[Stored data entries]
________
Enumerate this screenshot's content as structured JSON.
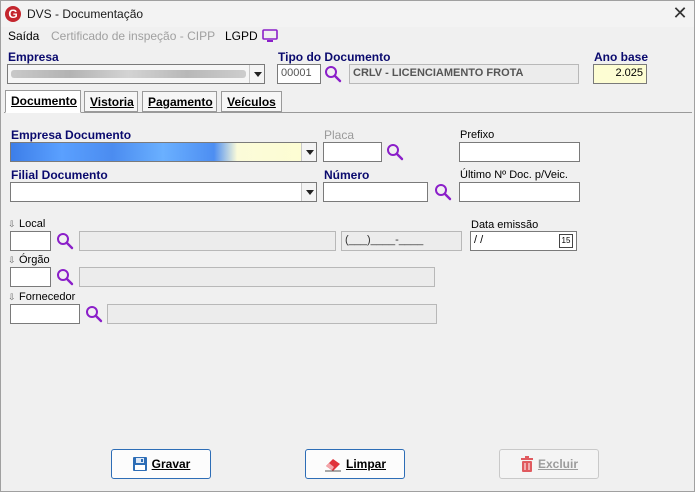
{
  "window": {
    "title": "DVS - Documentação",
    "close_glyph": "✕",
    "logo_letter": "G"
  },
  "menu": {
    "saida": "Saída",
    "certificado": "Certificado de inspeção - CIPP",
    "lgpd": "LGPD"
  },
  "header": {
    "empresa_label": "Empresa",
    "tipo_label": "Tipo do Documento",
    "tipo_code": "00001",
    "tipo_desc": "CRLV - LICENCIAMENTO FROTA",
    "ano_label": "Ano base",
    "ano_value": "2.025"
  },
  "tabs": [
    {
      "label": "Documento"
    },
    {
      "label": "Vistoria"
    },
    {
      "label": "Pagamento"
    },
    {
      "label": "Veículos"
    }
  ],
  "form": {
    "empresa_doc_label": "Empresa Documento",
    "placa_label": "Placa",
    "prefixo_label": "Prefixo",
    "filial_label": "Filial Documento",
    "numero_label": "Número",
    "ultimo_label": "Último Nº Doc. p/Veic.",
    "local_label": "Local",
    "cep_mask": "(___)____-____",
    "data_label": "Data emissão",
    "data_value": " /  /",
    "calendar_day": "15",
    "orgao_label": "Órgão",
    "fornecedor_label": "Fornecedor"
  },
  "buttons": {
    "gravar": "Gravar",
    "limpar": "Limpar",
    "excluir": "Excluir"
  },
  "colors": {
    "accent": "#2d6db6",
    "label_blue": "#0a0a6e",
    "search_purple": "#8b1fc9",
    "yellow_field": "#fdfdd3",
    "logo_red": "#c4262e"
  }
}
________
## Task statement
Across the material above, how many lines include the string "Empresa"? Only the number is wanted.

## Finished answer
2